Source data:
++++++++++

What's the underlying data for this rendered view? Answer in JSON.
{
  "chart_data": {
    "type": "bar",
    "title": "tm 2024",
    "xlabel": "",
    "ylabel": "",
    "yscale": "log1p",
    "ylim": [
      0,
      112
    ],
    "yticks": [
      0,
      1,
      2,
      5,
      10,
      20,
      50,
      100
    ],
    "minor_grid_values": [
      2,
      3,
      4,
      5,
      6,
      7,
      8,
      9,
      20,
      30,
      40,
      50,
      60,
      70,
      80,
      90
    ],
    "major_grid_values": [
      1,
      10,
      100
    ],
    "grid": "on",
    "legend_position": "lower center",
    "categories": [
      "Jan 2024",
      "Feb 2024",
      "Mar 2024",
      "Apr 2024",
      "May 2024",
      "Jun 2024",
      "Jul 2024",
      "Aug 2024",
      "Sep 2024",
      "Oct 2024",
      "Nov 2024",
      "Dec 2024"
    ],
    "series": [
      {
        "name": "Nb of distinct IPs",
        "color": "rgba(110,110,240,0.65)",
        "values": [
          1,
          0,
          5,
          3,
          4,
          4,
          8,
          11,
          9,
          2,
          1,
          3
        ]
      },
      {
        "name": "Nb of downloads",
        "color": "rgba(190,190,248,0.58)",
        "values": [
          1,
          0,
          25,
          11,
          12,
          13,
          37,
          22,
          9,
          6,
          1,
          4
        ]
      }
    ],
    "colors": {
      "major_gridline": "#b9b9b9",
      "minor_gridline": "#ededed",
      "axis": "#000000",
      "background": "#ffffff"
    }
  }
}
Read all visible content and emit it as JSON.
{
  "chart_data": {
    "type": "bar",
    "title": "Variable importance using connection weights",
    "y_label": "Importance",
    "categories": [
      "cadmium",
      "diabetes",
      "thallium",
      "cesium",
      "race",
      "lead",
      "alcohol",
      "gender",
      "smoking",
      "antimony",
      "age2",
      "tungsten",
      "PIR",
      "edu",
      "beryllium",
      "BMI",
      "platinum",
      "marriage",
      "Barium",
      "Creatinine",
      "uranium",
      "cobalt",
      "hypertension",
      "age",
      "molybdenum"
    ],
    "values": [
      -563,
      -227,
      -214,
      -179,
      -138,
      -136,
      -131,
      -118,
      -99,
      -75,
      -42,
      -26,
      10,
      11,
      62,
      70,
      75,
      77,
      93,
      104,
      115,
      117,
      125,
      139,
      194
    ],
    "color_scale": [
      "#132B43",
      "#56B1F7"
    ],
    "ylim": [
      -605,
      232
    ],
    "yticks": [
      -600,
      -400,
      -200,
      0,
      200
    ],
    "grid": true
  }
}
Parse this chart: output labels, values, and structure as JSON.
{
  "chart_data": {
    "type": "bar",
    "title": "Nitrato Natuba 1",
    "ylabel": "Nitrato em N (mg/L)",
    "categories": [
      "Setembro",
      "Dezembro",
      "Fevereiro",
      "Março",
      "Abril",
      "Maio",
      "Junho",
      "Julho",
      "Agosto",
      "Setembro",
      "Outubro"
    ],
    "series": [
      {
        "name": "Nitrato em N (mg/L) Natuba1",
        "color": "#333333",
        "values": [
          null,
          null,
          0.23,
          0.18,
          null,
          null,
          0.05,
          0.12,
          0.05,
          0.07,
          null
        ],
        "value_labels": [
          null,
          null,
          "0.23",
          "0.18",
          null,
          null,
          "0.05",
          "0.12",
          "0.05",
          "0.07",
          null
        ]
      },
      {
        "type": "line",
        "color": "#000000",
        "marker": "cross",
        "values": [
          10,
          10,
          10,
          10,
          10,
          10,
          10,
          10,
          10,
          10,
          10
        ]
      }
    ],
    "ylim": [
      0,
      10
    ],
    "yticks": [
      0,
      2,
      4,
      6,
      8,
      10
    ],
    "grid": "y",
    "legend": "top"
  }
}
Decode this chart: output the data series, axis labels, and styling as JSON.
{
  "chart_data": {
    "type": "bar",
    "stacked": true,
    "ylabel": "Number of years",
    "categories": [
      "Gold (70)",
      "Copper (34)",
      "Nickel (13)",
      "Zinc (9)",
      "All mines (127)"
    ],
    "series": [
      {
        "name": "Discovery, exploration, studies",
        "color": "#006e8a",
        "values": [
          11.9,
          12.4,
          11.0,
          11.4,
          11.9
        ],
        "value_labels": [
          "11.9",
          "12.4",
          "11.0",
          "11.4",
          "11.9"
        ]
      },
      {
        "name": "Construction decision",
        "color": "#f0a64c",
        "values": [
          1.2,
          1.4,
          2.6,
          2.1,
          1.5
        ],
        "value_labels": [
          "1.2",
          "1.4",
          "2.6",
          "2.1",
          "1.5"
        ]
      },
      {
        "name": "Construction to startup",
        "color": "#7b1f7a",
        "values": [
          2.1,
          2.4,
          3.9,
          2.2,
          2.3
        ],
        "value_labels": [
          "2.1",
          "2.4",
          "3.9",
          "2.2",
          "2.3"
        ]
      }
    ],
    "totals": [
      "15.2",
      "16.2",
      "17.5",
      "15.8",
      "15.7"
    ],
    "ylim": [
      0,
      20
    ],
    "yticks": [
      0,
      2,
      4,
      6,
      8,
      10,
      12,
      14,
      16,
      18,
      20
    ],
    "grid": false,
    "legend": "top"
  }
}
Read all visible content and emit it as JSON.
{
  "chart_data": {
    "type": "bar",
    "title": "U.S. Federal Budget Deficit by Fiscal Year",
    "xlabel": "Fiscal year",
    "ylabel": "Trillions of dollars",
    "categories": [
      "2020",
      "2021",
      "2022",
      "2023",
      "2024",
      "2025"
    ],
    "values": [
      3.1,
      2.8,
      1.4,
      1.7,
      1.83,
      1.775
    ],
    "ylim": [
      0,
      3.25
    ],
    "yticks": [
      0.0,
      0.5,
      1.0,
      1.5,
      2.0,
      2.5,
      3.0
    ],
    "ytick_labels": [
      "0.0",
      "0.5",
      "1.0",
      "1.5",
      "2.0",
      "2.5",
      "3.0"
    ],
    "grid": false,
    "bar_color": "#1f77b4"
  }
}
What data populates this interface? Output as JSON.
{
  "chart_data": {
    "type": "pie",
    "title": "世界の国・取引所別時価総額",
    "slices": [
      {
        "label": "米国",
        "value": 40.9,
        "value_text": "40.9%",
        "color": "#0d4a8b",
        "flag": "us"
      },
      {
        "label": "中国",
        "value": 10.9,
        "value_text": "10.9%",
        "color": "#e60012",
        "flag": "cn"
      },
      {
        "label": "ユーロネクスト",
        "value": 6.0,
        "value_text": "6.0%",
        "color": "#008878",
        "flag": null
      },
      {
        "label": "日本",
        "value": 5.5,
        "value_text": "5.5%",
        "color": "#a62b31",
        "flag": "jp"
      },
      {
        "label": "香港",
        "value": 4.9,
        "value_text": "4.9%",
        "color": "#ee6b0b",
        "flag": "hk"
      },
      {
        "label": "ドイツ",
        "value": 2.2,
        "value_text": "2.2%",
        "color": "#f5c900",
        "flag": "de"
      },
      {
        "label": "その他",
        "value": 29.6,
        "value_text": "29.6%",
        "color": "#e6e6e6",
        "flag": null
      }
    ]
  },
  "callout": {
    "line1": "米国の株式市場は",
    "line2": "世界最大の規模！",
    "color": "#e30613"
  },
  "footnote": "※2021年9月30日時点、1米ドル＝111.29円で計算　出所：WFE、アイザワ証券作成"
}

++++++++++

• **REQUIREMENTS**: Return all lines of the material above in which the word "name" occurs.

• **ANSWER FOR THIS EXERCISE**:
        "name": "Nb of distinct IPs",
        "name": "Nb of downloads",
        "name": "Nitrato em N (mg/L) Natuba1",
        "name": "Discovery, exploration, studies",
        "name": "Construction decision",
        "name": "Construction to startup",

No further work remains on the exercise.